— BEGIN —

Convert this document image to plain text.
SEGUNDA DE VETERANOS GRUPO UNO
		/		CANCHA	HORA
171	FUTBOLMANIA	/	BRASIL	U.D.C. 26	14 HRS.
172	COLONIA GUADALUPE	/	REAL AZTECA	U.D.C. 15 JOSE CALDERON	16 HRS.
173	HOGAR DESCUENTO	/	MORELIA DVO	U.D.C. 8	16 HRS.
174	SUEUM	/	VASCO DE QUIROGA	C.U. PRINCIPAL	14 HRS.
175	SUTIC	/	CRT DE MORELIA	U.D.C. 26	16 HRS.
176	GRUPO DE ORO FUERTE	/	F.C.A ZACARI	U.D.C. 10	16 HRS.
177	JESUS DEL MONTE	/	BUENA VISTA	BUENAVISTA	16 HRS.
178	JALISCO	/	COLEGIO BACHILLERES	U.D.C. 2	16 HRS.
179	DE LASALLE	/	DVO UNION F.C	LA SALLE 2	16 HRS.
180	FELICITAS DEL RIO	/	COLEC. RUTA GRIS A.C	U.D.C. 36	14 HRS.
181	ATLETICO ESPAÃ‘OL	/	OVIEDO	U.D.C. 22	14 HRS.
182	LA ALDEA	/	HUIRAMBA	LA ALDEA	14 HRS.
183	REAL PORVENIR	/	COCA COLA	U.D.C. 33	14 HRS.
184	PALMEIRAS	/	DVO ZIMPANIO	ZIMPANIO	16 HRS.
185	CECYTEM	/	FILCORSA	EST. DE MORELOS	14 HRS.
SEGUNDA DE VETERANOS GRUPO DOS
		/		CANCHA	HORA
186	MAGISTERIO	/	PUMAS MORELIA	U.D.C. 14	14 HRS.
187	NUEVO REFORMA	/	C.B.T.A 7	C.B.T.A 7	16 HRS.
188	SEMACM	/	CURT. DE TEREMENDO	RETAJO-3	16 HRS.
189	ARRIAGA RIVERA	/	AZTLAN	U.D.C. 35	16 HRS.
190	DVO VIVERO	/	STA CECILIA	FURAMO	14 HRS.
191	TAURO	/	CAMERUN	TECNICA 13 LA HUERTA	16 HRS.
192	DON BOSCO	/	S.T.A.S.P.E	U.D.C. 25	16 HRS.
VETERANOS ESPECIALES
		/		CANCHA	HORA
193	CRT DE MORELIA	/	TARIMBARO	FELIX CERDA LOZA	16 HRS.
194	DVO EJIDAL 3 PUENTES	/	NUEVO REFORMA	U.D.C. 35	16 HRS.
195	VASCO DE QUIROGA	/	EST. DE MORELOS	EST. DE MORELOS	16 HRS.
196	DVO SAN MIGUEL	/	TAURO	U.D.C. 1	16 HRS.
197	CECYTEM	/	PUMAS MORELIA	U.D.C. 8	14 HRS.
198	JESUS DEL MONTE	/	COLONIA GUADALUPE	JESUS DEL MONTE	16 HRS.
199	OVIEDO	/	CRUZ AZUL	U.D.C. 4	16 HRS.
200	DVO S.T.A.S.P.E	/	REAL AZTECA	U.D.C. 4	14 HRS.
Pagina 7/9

— END —

## [Stated exercise]
Gather every line containing the word "VASCO" and copy it.

## [Correct output]
174	SUEUM	/	VASCO DE QUIROGA	C.U. PRINCIPAL	14 HRS.
195	VASCO DE QUIROGA	/	EST. DE MORELOS	EST. DE MORELOS	16 HRS.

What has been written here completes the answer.